> Document passage:
______
1

I might have obfuscated the real problem in my previous question, so here it is:

Let's suppose that you want to know if the characters from 7 to 15 are all 1 in a string:

my $str = "011000001111111111000011111110110111110000101010111";
my $i = 7, $j = 15;  # => start and end positions of the substring
my $l = $j - $i + 1; # => length of the substrings 

I have thought of a few reasonable ways for doing the check

# 1. with `substr` and a regex:
printf "#1: %d\n", substr($str,$i,$l) =~ /\A1*\Z/;

# 2. with a regex from the beginning of the string:
printf "#2: %d\n", $str =~ /\A.{$i}1{$l}/;

# 3. with a regex and `pos`:
pos($str) = $i;
printf "#3: %d\n", $str =~ /1{$l}/;

I expect all results to be 0 (false) but I get:

#1: 0
#2: 0
#3: 1

What would be the correct regex when using pos in #3?

Fravadona
  • 13,917
  • 1
  • 23
  • 35
  • @TedLyngmo they do; I'm struggling with `#3`, which IMO would be the best solution because the strings are a few hundred MB long and the parts to check are of unknown size at unknown offsets. – Fravadona Aug 13 '22 at 19:21
  • 1
    You need `\G` to anchor the match, and I think you need `/g` for pos to be used – ikegami Aug 13 '22 at 20:13
  • Thank @ikegami, anchoring it with \G fixes the issue; `/g` isn't needed. Can you post in answer? I didn't find much content on how to use `pos()` in the web – Fravadona Aug 13 '22 at 23:40
  • "_parts to check are of unknown size at unknown offsets_" -- what does that mean? (How can one check a part at an unknown position?) If it means that positions are given dynamically then that isn't limiting at all. Also, it was worth stating that strings to check are Mb in size (even though these days that isn't so critical). – zdim Aug 13 '22 at 23:45
  • @zdim I didn't phrase it well, indeed; as you guessed, the start and end positions are determined at runtime, so having the regex engine offset to the right position seems like a good approach, IMO – Fravadona Aug 14 '22 at 00:15
  • 1
    @Fravadona OK. It makes sense of course, and that is easy: just set `pos` to that and then the regex starts from there (if it's with `/g`). – zdim Aug 14 '22 at 00:49

4 Answers4

3

You can do this with a simple regex.

/\A\d{6}1{9}/

Expanded to explain...

m{
  \A     # the beginning of the string
  \d{6}  # any six digits (digits 1 to 6)
  1{9}   # 9 1's (digits 7 to 15)
         # and we don't care about the rest
}x

The usual way to do this is with a bitmask.

# Convert the string to binary.
my $str = "011000001111111111000011111110110111110000101010111";
my $num = oct("0b$str");

# This is your bitmask.
my $mask = 0b000000001111111111000000000000000000000000000000000;

# AND each bit together. If the result equals the mask, it matches.
print "Match" if ($num & $mask) == $mask;

The advantage is this is probably faster and easier to understand (if you know what a bitmask is).
______
(Records contained in a dataset)
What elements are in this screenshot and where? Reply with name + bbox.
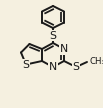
Text: N: N (49, 62, 57, 72)
Text: S: S (22, 60, 29, 70)
Text: CH₃: CH₃ (90, 57, 103, 67)
Text: S: S (73, 62, 80, 72)
Text: N: N (60, 44, 68, 54)
Text: S: S (50, 30, 57, 40)
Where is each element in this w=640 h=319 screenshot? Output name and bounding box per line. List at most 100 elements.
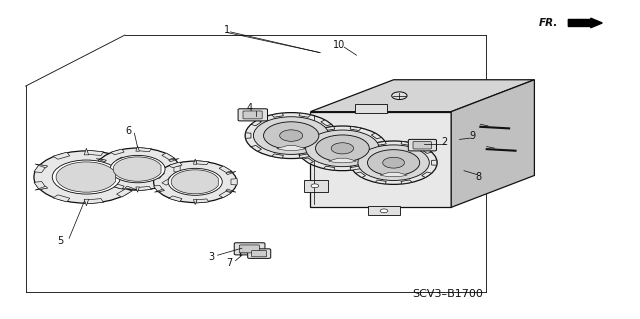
- Polygon shape: [219, 166, 232, 173]
- Polygon shape: [53, 195, 70, 202]
- Text: 9: 9: [469, 130, 476, 141]
- Polygon shape: [136, 187, 140, 192]
- Polygon shape: [231, 179, 237, 185]
- Polygon shape: [375, 180, 386, 184]
- Polygon shape: [350, 166, 361, 170]
- Polygon shape: [111, 183, 124, 189]
- Polygon shape: [96, 159, 106, 162]
- Polygon shape: [154, 172, 163, 178]
- Text: 1: 1: [224, 25, 230, 35]
- Polygon shape: [95, 159, 106, 166]
- Polygon shape: [171, 170, 218, 194]
- Bar: [304, 180, 328, 191]
- Circle shape: [306, 130, 379, 167]
- Polygon shape: [272, 154, 284, 158]
- Circle shape: [52, 160, 120, 194]
- Polygon shape: [169, 196, 182, 202]
- Circle shape: [367, 150, 420, 176]
- Polygon shape: [111, 149, 124, 155]
- Text: 3: 3: [208, 252, 214, 262]
- FancyBboxPatch shape: [234, 243, 265, 255]
- Text: SCV3–B1700: SCV3–B1700: [412, 289, 483, 299]
- Polygon shape: [113, 157, 161, 181]
- Circle shape: [60, 164, 113, 190]
- Text: 10: 10: [333, 40, 346, 50]
- Polygon shape: [251, 120, 262, 126]
- Polygon shape: [154, 189, 164, 192]
- Circle shape: [34, 151, 139, 203]
- FancyBboxPatch shape: [252, 250, 267, 257]
- Bar: [355, 104, 387, 113]
- Polygon shape: [53, 152, 70, 159]
- Polygon shape: [35, 164, 48, 168]
- Polygon shape: [299, 113, 310, 117]
- Polygon shape: [356, 148, 365, 153]
- Polygon shape: [310, 112, 451, 207]
- Text: 2: 2: [442, 137, 448, 147]
- Polygon shape: [299, 154, 310, 158]
- Polygon shape: [350, 126, 361, 130]
- Circle shape: [280, 130, 303, 141]
- Circle shape: [116, 159, 159, 180]
- FancyBboxPatch shape: [238, 109, 268, 121]
- Polygon shape: [169, 176, 179, 180]
- Polygon shape: [154, 172, 164, 174]
- Circle shape: [332, 143, 354, 154]
- Polygon shape: [196, 161, 209, 165]
- Polygon shape: [226, 189, 236, 192]
- Polygon shape: [251, 145, 262, 151]
- Polygon shape: [431, 160, 437, 165]
- Polygon shape: [277, 146, 305, 151]
- Polygon shape: [35, 186, 48, 190]
- Polygon shape: [193, 159, 197, 164]
- FancyBboxPatch shape: [248, 249, 271, 258]
- Polygon shape: [84, 148, 88, 155]
- Polygon shape: [375, 141, 386, 145]
- Polygon shape: [371, 133, 381, 139]
- Polygon shape: [350, 160, 356, 165]
- FancyBboxPatch shape: [408, 139, 436, 151]
- FancyBboxPatch shape: [413, 142, 431, 149]
- Polygon shape: [154, 185, 163, 192]
- FancyBboxPatch shape: [243, 111, 262, 119]
- Text: 6: 6: [125, 126, 131, 136]
- Polygon shape: [422, 148, 431, 153]
- Polygon shape: [226, 172, 236, 174]
- Polygon shape: [138, 148, 151, 152]
- Polygon shape: [310, 80, 534, 112]
- Polygon shape: [401, 180, 412, 184]
- Polygon shape: [381, 146, 387, 151]
- Polygon shape: [321, 120, 332, 126]
- Circle shape: [298, 126, 387, 171]
- Circle shape: [110, 155, 165, 183]
- Circle shape: [392, 92, 407, 100]
- Polygon shape: [95, 173, 106, 179]
- Circle shape: [174, 171, 216, 192]
- Polygon shape: [356, 172, 365, 177]
- Polygon shape: [272, 113, 284, 117]
- Polygon shape: [138, 186, 151, 190]
- Polygon shape: [132, 173, 140, 181]
- Circle shape: [350, 141, 437, 184]
- Polygon shape: [422, 172, 431, 177]
- Polygon shape: [88, 150, 104, 155]
- FancyArrow shape: [568, 18, 602, 28]
- Polygon shape: [380, 172, 407, 177]
- Polygon shape: [84, 199, 88, 206]
- Polygon shape: [125, 186, 138, 190]
- Polygon shape: [162, 153, 174, 160]
- Text: 4: 4: [246, 103, 253, 114]
- Circle shape: [316, 135, 369, 162]
- Polygon shape: [162, 179, 174, 185]
- Polygon shape: [34, 164, 46, 173]
- Text: 5: 5: [58, 236, 64, 246]
- Polygon shape: [303, 158, 314, 164]
- Circle shape: [264, 122, 319, 149]
- Text: FR.: FR.: [539, 18, 558, 28]
- FancyBboxPatch shape: [239, 245, 259, 253]
- Polygon shape: [174, 166, 180, 172]
- Polygon shape: [332, 133, 337, 138]
- Polygon shape: [34, 182, 46, 190]
- Circle shape: [168, 168, 222, 195]
- Polygon shape: [193, 199, 197, 205]
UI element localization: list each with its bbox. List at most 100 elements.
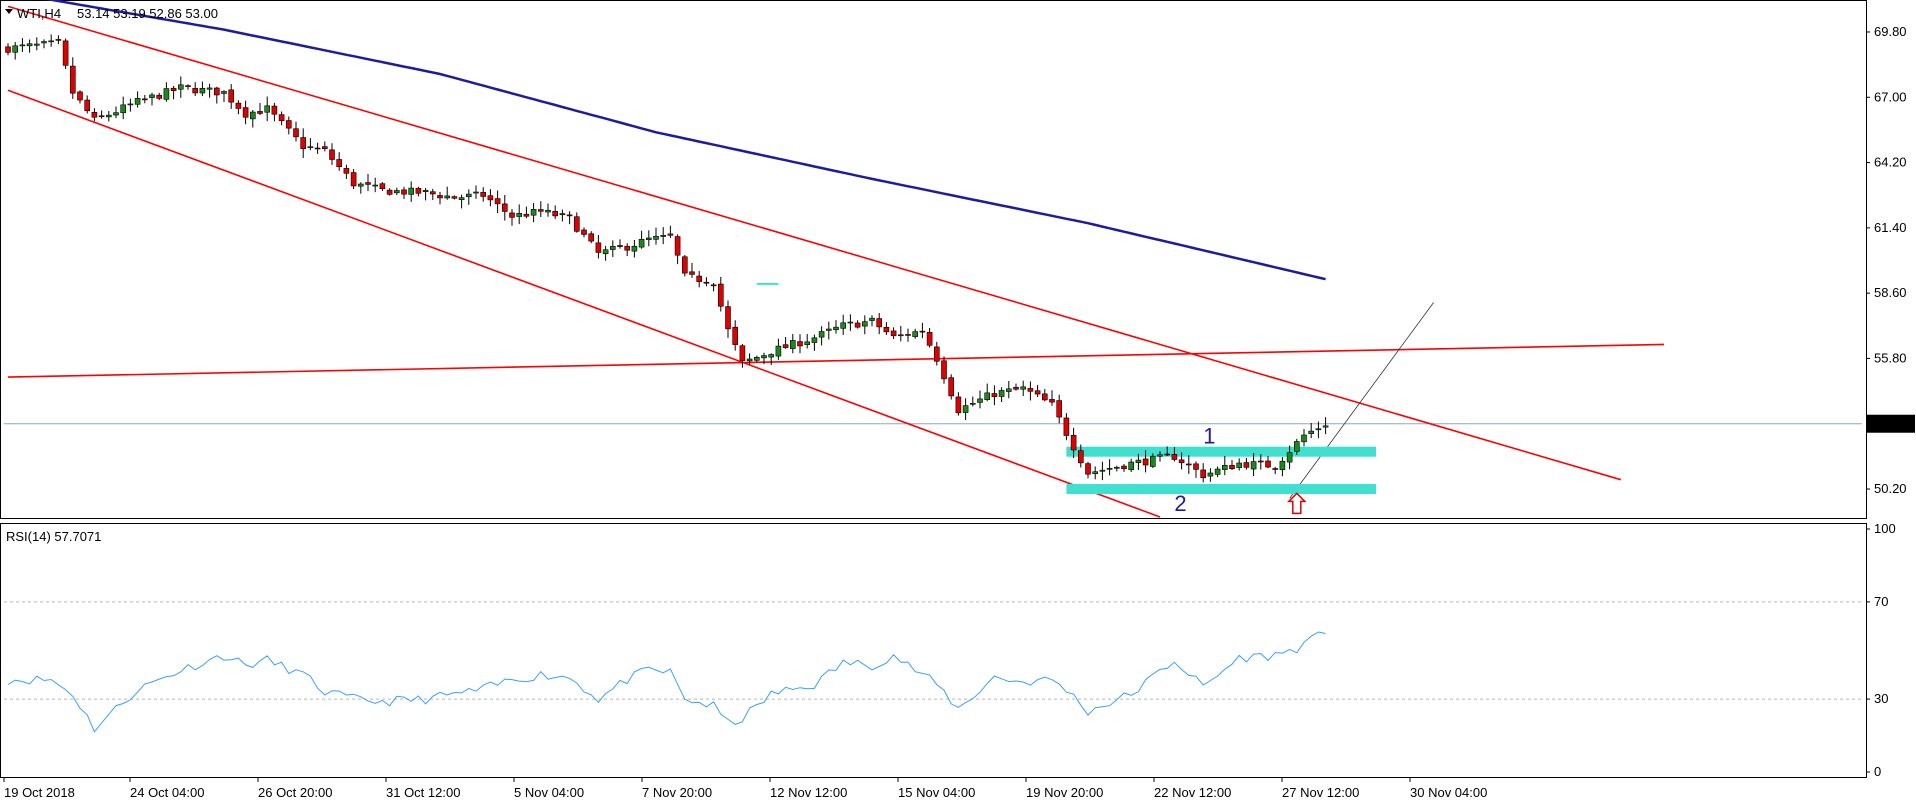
candle-body bbox=[660, 235, 667, 237]
candle-body bbox=[797, 341, 803, 347]
candle-body bbox=[1279, 460, 1286, 471]
candle-body bbox=[1286, 452, 1293, 463]
candle-body bbox=[1272, 468, 1278, 470]
candle-body bbox=[465, 193, 472, 198]
candle-body bbox=[250, 111, 256, 120]
candle-body bbox=[1078, 450, 1084, 464]
candle-body bbox=[516, 213, 523, 217]
candle-body bbox=[681, 256, 688, 274]
trendline-horizontal-trend bbox=[7, 343, 1665, 378]
candle-body bbox=[883, 327, 890, 333]
price-tick-label: 61.40 bbox=[1874, 220, 1907, 235]
rsi-series bbox=[7, 631, 1326, 733]
candle-body bbox=[739, 345, 746, 361]
candle-body bbox=[1229, 465, 1235, 470]
candle-body bbox=[1150, 455, 1156, 467]
time-tick-label: 15 Nov 04:00 bbox=[898, 785, 975, 800]
candle-body bbox=[1042, 393, 1048, 401]
candle-body bbox=[761, 355, 767, 359]
candle-body bbox=[559, 213, 566, 216]
time-tick-label: 31 Oct 12:00 bbox=[386, 785, 460, 800]
symbol-label: WTI,H4 bbox=[17, 6, 61, 21]
candle-body bbox=[689, 271, 695, 275]
candle-body bbox=[365, 182, 371, 185]
candle-body bbox=[278, 114, 285, 122]
candle-body bbox=[62, 40, 69, 66]
candle-body bbox=[984, 392, 991, 400]
candle-body bbox=[717, 283, 724, 307]
candle-body bbox=[617, 245, 623, 247]
candle-body bbox=[343, 168, 350, 174]
candle-body bbox=[329, 149, 335, 160]
time-tick-label: 22 Nov 12:00 bbox=[1154, 785, 1231, 800]
candle-body bbox=[422, 190, 429, 192]
candle-body bbox=[1222, 464, 1228, 470]
candle-body bbox=[314, 147, 321, 150]
candle-body bbox=[1193, 463, 1199, 470]
candle-body bbox=[494, 198, 501, 205]
candle-body bbox=[804, 341, 811, 345]
rsi-levels bbox=[4, 601, 1862, 700]
time-tick-label: 24 Oct 04:00 bbox=[130, 785, 204, 800]
candle-body bbox=[897, 334, 904, 337]
time-tick-label: 26 Oct 20:00 bbox=[258, 785, 332, 800]
candle-body bbox=[106, 114, 112, 118]
candle-body bbox=[84, 99, 90, 112]
time-tick-label: 30 Nov 04:00 bbox=[1410, 785, 1487, 800]
candle-body bbox=[1013, 386, 1019, 390]
candle-body bbox=[214, 87, 220, 96]
current-price-label: 53.00 bbox=[1872, 417, 1905, 432]
candle-body bbox=[825, 328, 832, 331]
candles bbox=[5, 34, 1329, 483]
candle-body bbox=[1322, 425, 1329, 428]
candle-body bbox=[926, 332, 933, 346]
candle-body bbox=[185, 85, 191, 87]
candle-body bbox=[1027, 388, 1034, 392]
candle-body bbox=[228, 89, 234, 103]
candle-body bbox=[1178, 459, 1185, 464]
candle-body bbox=[1157, 454, 1163, 457]
candle-body bbox=[350, 172, 357, 187]
candle-body bbox=[1186, 463, 1192, 466]
candle-body bbox=[890, 330, 897, 337]
price-tick-label: 64.20 bbox=[1874, 155, 1907, 170]
candle-body bbox=[537, 209, 544, 212]
candle-body bbox=[178, 84, 184, 90]
candle-body bbox=[811, 337, 818, 343]
time-tick-label: 19 Nov 20:00 bbox=[1026, 785, 1103, 800]
candle-body bbox=[501, 203, 508, 212]
trendline-channel-lower bbox=[7, 89, 1161, 518]
candle-body bbox=[41, 41, 47, 44]
candle-body bbox=[1114, 466, 1120, 469]
candle-body bbox=[818, 331, 825, 338]
candle-body bbox=[833, 326, 839, 331]
candle-body bbox=[509, 212, 515, 218]
zone-label-1: 1 bbox=[1203, 424, 1215, 449]
candle-body bbox=[235, 102, 242, 109]
candle-body bbox=[1308, 430, 1314, 434]
candle-body bbox=[768, 354, 775, 358]
candle-body bbox=[372, 184, 379, 187]
candle-body bbox=[753, 357, 760, 361]
candle-body bbox=[631, 245, 638, 252]
candle-body bbox=[12, 45, 18, 53]
candle-body bbox=[638, 238, 645, 248]
candle-body bbox=[170, 87, 177, 91]
candle-body bbox=[257, 111, 263, 114]
candle-body bbox=[566, 214, 573, 217]
symbol-dropdown-icon[interactable] bbox=[5, 9, 13, 14]
candle-body bbox=[789, 340, 796, 349]
candle-body bbox=[732, 326, 739, 345]
candle-body bbox=[782, 344, 789, 348]
candle-body bbox=[91, 112, 98, 118]
candle-body bbox=[336, 159, 343, 168]
candle-body bbox=[487, 195, 494, 201]
candle-body bbox=[1265, 460, 1271, 468]
candle-body bbox=[1106, 468, 1113, 470]
candle-body bbox=[451, 196, 458, 199]
candle-body bbox=[919, 330, 926, 333]
candle-body bbox=[142, 98, 148, 101]
candle-body bbox=[271, 105, 278, 115]
trendline-channel-upper bbox=[7, 5, 1622, 481]
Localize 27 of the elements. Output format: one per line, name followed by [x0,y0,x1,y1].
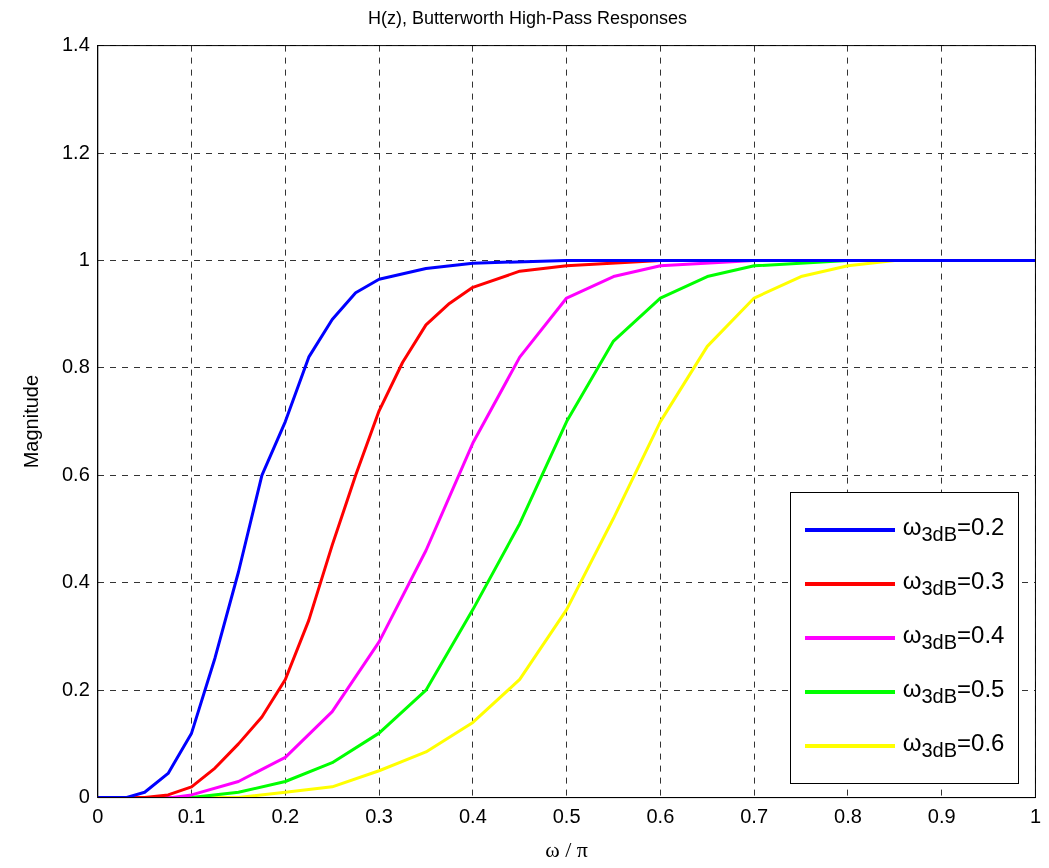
x-tick-label: 0.8 [834,805,862,828]
y-axis-title: Magnitude [19,374,42,469]
x-tick-label: 0.2 [271,805,300,828]
y-tick-label: 1.2 [61,140,90,163]
legend-label: ω$_{3dB}$=0.2 [902,513,1005,546]
y-tick-label: 1 [78,247,90,270]
x-tick-label: 0.5 [552,805,581,828]
y-tick-label: 0.6 [61,462,90,485]
x-tick-label: 0.4 [458,805,487,828]
x-tick-label: 1 [1029,805,1041,828]
x-tick-label: 0.1 [177,805,206,828]
x-axis-title: ω / π [545,836,588,862]
y-tick-label: 0.2 [61,677,90,700]
legend-label: ω$_{3dB}$=0.5 [902,675,1005,708]
chart-title: H(z), Butterworth High-Pass Responses [367,7,688,28]
x-tick-label: 0.9 [927,805,956,828]
x-tick-label: 0.7 [740,805,769,828]
legend-label: ω$_{3dB}$=0.6 [902,729,1005,762]
x-tick-label: 0 [92,805,104,828]
x-tick-label: 0.6 [646,805,675,828]
legend-label: ω$_{3dB}$=0.4 [902,621,1005,654]
y-tick-label: 0.4 [61,570,90,593]
y-tick-label: 0 [78,785,90,808]
y-tick-label: 0.8 [61,355,90,378]
legend-label: ω$_{3dB}$=0.3 [902,567,1005,600]
x-tick-label: 0.3 [365,805,393,828]
y-tick-label: 1.4 [61,33,90,56]
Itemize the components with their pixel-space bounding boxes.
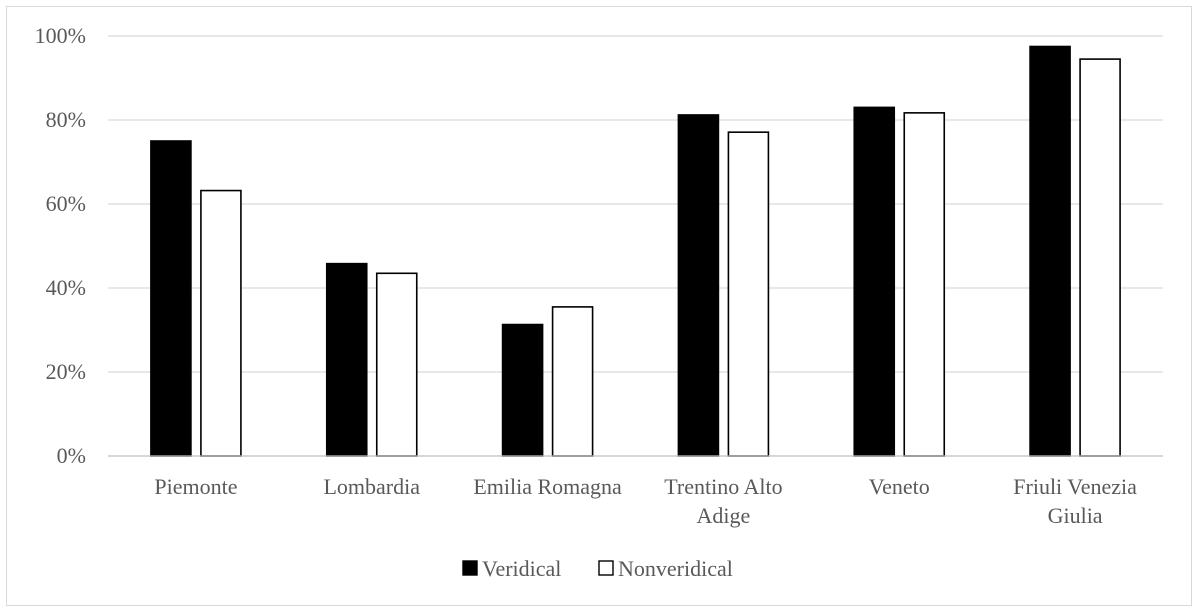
y-tick-label: 20% <box>46 359 86 384</box>
y-axis-ticks: 0% 20% 40% 60% 80% 100% <box>35 23 86 468</box>
x-category-label-line: Lombardia <box>323 474 420 499</box>
bar-veridical <box>1029 45 1071 457</box>
x-category-label: Trentino Alto Adige <box>664 474 782 528</box>
bar-veridical <box>501 323 544 457</box>
y-tick-label: 0% <box>57 443 86 468</box>
bar-nonveridical <box>551 306 594 457</box>
x-category-label: Lombardia <box>323 474 420 499</box>
bar-veridical <box>853 106 896 457</box>
x-category-label-line: Adige <box>697 503 751 528</box>
x-axis-categories: Piemonte Lombardia Emilia Romagna Trentino … <box>154 474 1137 528</box>
y-tick-label: 80% <box>46 107 86 132</box>
y-tick-label: 40% <box>46 275 86 300</box>
bar-nonveridical <box>375 272 418 457</box>
legend-label-veridical: Veridical <box>482 556 561 581</box>
y-tick-label: 100% <box>35 23 86 48</box>
legend-swatch-veridical <box>462 560 478 576</box>
bar-nonveridical <box>200 189 242 457</box>
bar-nonveridical <box>1079 58 1121 457</box>
bars <box>150 45 1121 457</box>
x-category-label: Emilia Romagna <box>473 474 622 499</box>
y-tick-label: 60% <box>46 191 86 216</box>
x-category-label-line: Emilia Romagna <box>473 474 622 499</box>
x-category-label-line: Friuli Venezia <box>1013 474 1137 499</box>
bar-veridical <box>677 114 720 457</box>
x-category-label-line: Trentino Alto <box>664 474 782 499</box>
gridlines <box>108 35 1163 373</box>
legend: Veridical Nonveridical <box>462 556 733 581</box>
x-category-label-line: Giulia <box>1048 503 1103 528</box>
x-category-label-line: Piemonte <box>154 474 237 499</box>
x-category-label-line: Veneto <box>869 474 930 499</box>
bar-veridical <box>325 262 368 457</box>
x-category-label: Friuli Venezia Giulia <box>1013 474 1137 528</box>
bar-nonveridical <box>727 131 770 457</box>
bar-veridical <box>150 140 192 457</box>
bar-nonveridical <box>903 112 946 457</box>
x-category-label: Veneto <box>869 474 930 499</box>
x-category-label: Piemonte <box>154 474 237 499</box>
legend-label-nonveridical: Nonveridical <box>618 556 733 581</box>
legend-swatch-nonveridical <box>598 560 614 576</box>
______
Translate this sentence from the forum thread on checking a Perl string for 1s into Spanish: "The usual way to do this is with a bitmask."

La forma habitual de hacer esto es con una máscara de bits.